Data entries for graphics
§ §
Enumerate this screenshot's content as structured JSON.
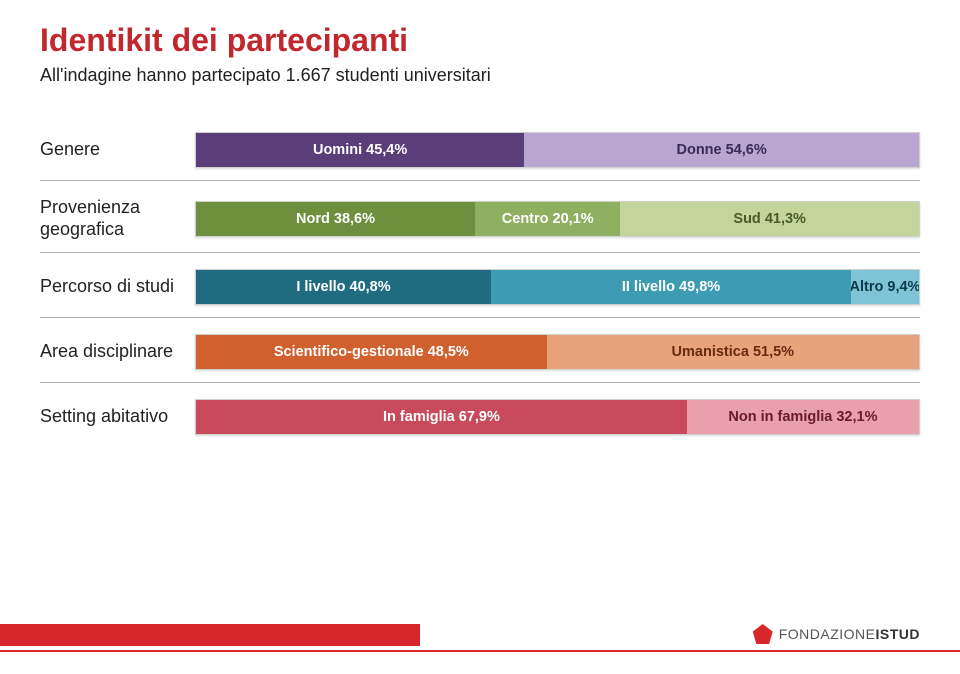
{
  "title": "Identikit dei partecipanti",
  "subtitle": "All'indagine hanno partecipato 1.667 studenti universitari",
  "rows": [
    {
      "label": "Genere",
      "segments": [
        {
          "text": "Uomini 45,4%",
          "pct": 45.4,
          "bg": "#5a3e7a",
          "fg": "#ffffff"
        },
        {
          "text": "Donne 54,6%",
          "pct": 54.6,
          "bg": "#b8a6d0",
          "fg": "#3a2a5a"
        }
      ]
    },
    {
      "label": "Provenienza geografica",
      "segments": [
        {
          "text": "Nord 38,6%",
          "pct": 38.6,
          "bg": "#6e8f3e",
          "fg": "#ffffff"
        },
        {
          "text": "Centro 20,1%",
          "pct": 20.1,
          "bg": "#8fb060",
          "fg": "#ffffff"
        },
        {
          "text": "Sud 41,3%",
          "pct": 41.3,
          "bg": "#c3d59a",
          "fg": "#4a5a2a"
        }
      ]
    },
    {
      "label": "Percorso di studi",
      "segments": [
        {
          "text": "I livello 40,8%",
          "pct": 40.8,
          "bg": "#1f6b80",
          "fg": "#ffffff"
        },
        {
          "text": "II livello 49,8%",
          "pct": 49.8,
          "bg": "#3d9bb3",
          "fg": "#ffffff"
        },
        {
          "text": "Altro 9,4%",
          "pct": 9.4,
          "bg": "#7fc4d6",
          "fg": "#0a3a4a"
        }
      ]
    },
    {
      "label": "Area disciplinare",
      "segments": [
        {
          "text": "Scientifico-gestionale 48,5%",
          "pct": 48.5,
          "bg": "#d0602d",
          "fg": "#ffffff"
        },
        {
          "text": "Umanistica 51,5%",
          "pct": 51.5,
          "bg": "#e8a37c",
          "fg": "#6a2a10"
        }
      ]
    },
    {
      "label": "Setting abitativo",
      "segments": [
        {
          "text": "In famiglia 67,9%",
          "pct": 67.9,
          "bg": "#c94a5a",
          "fg": "#ffffff"
        },
        {
          "text": "Non in famiglia 32,1%",
          "pct": 32.1,
          "bg": "#e8a0aa",
          "fg": "#6a1a2a"
        }
      ]
    }
  ],
  "footer": {
    "brand1": "FONDAZIONE",
    "brand2": "ISTUD"
  }
}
§ §
What needs to be done: Which lines of the data above contain "livello"? Copy each one.

Output for this exercise:
          "text": "I livello 40,8%",
          "text": "II livello 49,8%",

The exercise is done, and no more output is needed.